### Task to complete:
Check each line below for "прямые" and report how many have it, nothing else.

### Dataset:
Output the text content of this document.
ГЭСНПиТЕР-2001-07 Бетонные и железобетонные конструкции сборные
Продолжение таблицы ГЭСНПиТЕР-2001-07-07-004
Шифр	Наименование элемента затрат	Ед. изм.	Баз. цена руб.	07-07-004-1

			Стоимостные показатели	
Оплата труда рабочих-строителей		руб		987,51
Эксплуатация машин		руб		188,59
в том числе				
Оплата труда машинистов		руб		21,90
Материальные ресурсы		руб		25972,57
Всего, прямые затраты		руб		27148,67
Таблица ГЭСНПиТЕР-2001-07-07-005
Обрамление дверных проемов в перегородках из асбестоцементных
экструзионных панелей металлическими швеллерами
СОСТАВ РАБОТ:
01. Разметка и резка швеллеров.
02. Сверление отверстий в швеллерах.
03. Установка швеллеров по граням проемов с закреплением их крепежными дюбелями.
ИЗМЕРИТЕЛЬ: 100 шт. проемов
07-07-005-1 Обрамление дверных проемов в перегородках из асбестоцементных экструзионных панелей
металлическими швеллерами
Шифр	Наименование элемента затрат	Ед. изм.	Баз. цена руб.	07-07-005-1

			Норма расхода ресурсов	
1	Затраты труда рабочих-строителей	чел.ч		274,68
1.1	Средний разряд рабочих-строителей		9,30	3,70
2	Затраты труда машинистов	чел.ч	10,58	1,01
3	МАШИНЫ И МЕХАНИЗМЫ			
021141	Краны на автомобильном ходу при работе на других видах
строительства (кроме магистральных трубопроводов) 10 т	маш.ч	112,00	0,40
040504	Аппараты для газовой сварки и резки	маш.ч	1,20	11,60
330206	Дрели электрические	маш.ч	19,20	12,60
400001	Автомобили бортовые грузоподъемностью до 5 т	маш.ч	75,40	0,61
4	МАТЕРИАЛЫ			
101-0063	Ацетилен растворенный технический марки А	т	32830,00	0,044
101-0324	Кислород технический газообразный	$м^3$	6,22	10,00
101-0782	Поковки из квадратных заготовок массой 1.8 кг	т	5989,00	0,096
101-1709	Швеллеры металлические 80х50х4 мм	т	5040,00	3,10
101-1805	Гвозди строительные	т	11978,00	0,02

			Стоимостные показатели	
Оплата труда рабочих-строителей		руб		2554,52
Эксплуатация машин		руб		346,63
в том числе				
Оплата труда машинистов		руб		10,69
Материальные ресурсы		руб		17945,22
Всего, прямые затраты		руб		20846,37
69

### Full output:
2